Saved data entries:
------------------------------

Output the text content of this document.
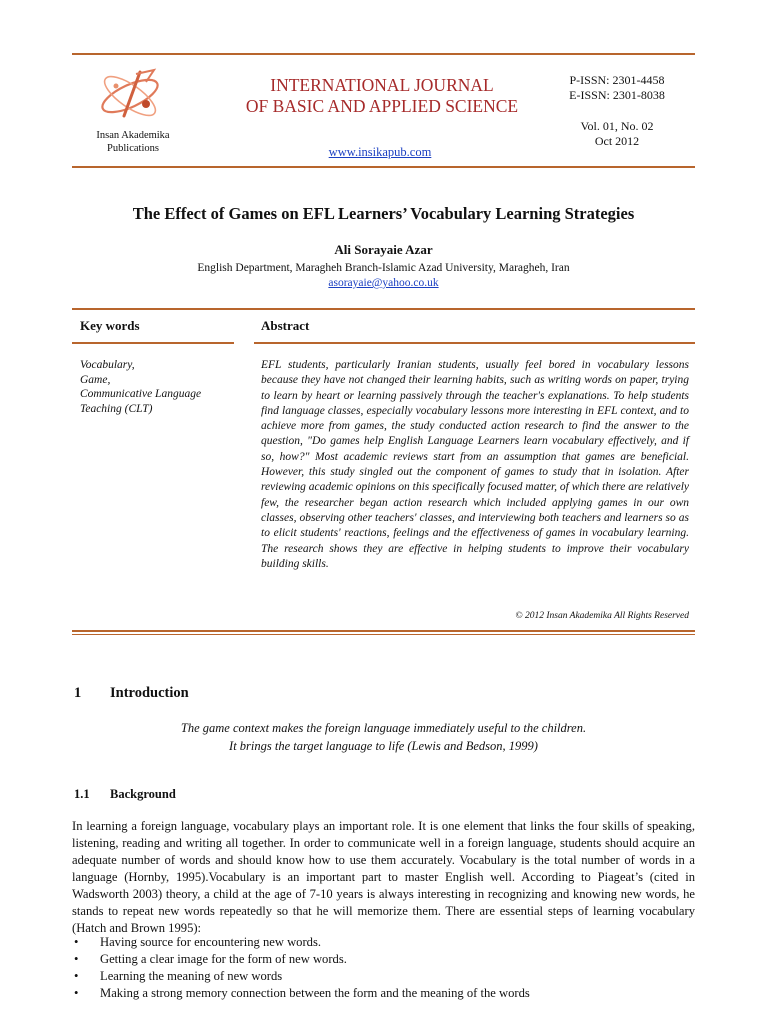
Insan Akademika
Publications
INTERNATIONAL JOURNAL
OF BASIC AND APPLIED SCIENCE
www.insikapub.com
P-ISSN: 2301-4458
E-ISSN: 2301-8038
Vol. 01, No. 02
Oct 2012
The Effect of Games on EFL Learners’ Vocabulary Learning Strategies
Ali Sorayaie Azar
English Department, Maragheh Branch-Islamic Azad University, Maragheh, Iran
asorayaie@yahoo.co.uk
Key words	Abstract
Vocabulary,
Game,
Communicative Language
Teaching (CLT)
EFL students, particularly Iranian students, usually feel bored in vocabulary lessons because they have not changed their learning habits, such as writing words on paper, trying to learn by heart or learning passively through the teacher's explanations. To help students find language classes, especially vocabulary lessons more interesting in EFL context, and to achieve more from games, the study conducted action research to find the answer to the question, "Do games help English Language Learners learn vocabulary effectively, and if so, how?" Most academic reviews start from an assumption that games are beneficial. However, this study singled out the component of games to study that in isolation. After reviewing academic opinions on this specifically focused matter, of which there are relatively few, the researcher began action research which included applying games in our own classes, observing other teachers' classes, and interviewing both teachers and learners so as to elicit students' reactions, feelings and the effectiveness of games in vocabulary learning. The research shows they are effective in helping students to improve their vocabulary building skills.
© 2012 Insan Akademika All Rights Reserved
1 Introduction
The game context makes the foreign language immediately useful to the children.
It brings the target language to life (Lewis and Bedson, 1999)
1.1 Background
In learning a foreign language, vocabulary plays an important role. It is one element that links the four skills of speaking, listening, reading and writing all together. In order to communicate well in a foreign language, students should acquire an adequate number of words and should know how to use them accurately. Vocabulary is the total number of words in a language (Hornby, 1995).Vocabulary is an important part to master English well. According to Piageat’s (cited in Wadsworth 2003) theory, a child at the age of 7-10 years is always interesting in recognizing and knowing new words, he stands to repeat new words repeatedly so that he will memorize them. There are essential steps of learning vocabulary (Hatch and Brown 1995):
• Having source for encountering new words.
• Getting a clear image for the form of new words.
• Learning the meaning of new words
• Making a strong memory connection between the form and the meaning of the words
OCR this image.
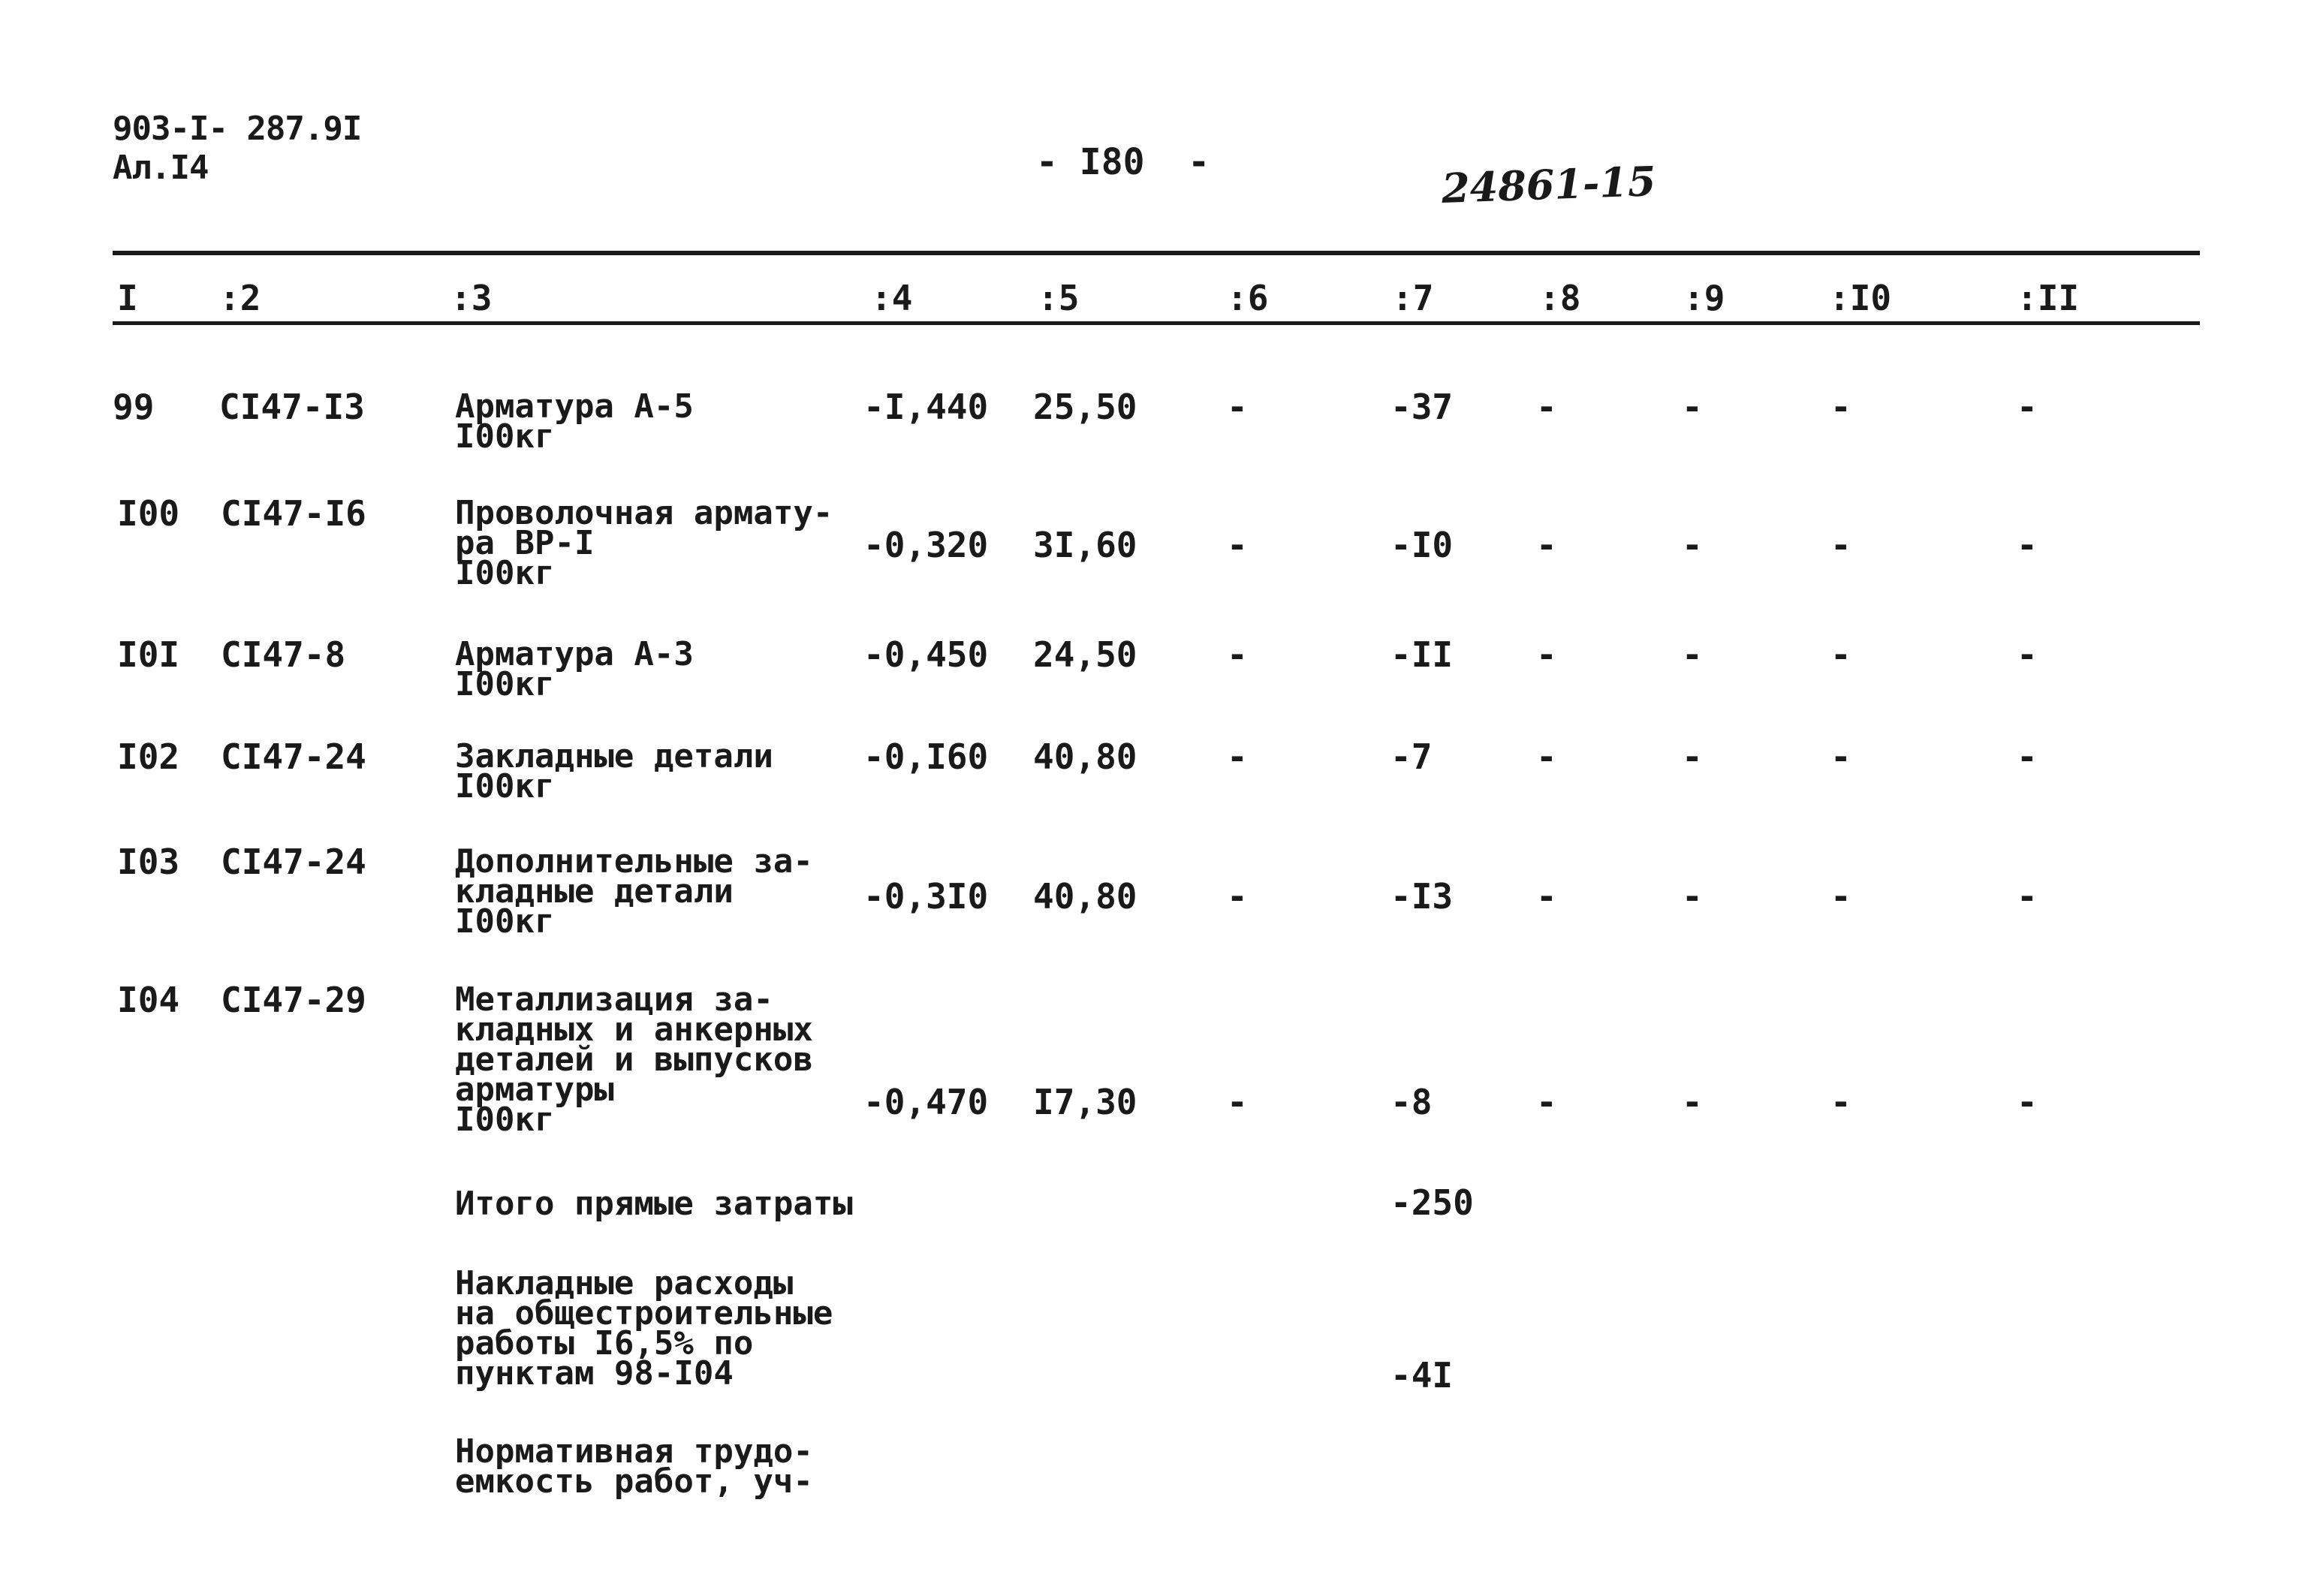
903-I- 287.9I
Ал.I4	- I80  -	24861-15
I :2	:3	:4	:5	:6	:7	:8	:9	:I0	:II
99 CI47-I3	Арматура А-5
I00кг
-I,440 25,50	-	-37 -	-	-	-
I00 CI47-I6	Проволочная армату-
ра ВР-I
I00кг
-0,320 3I,60	-	-I0 -	-	-	-
I0I CI47-8	Арматура А-3
I00кг
-0,450 24,50	-	-II -	-	-	-
I02 CI47-24	Закладные детали
I00кг
-0,I60 40,80	-	-7	-	-	-	-
I03 CI47-24	Дополнительные за-
кладные детали
I00кг
-0,3I0 40,80	-	-I3 -	-	-	-
I04 CI47-29	Металлизация за-
кладных и анкерных
деталей и выпусков
арматуры
I00кг	-0,470 I7,30	-	-8	-	-	-	-
Итого прямые затраты	-250
Накладные расходы
на общестроительные
работы I6,5% по
пунктам 98-I04	-4I
Нормативная трудо-
емкость работ, уч-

------------------------------

* [PROBLEM TO SOLVE]: Output an exact copy of the lines from the one with "OCR this image." through the closing line of the records, inclusive, without any images.

* [THE SOLUTION]:
OCR this image.
903-I- 287.9I
Ал.I4	- I80  -	24861-15
I :2	:3	:4	:5	:6	:7	:8	:9	:I0	:II
99 CI47-I3	Арматура А-5
I00кг
-I,440 25,50	-	-37 -	-	-	-
I00 CI47-I6	Проволочная армату-
ра ВР-I
I00кг
-0,320 3I,60	-	-I0 -	-	-	-
I0I CI47-8	Арматура А-3
I00кг
-0,450 24,50	-	-II -	-	-	-
I02 CI47-24	Закладные детали
I00кг
-0,I60 40,80	-	-7	-	-	-	-
I03 CI47-24	Дополнительные за-
кладные детали
I00кг
-0,3I0 40,80	-	-I3 -	-	-	-
I04 CI47-29	Металлизация за-
кладных и анкерных
деталей и выпусков
арматуры
I00кг	-0,470 I7,30	-	-8	-	-	-	-
Итого прямые затраты	-250
Накладные расходы
на общестроительные
работы I6,5% по
пунктам 98-I04	-4I
Нормативная трудо-
емкость работ, уч-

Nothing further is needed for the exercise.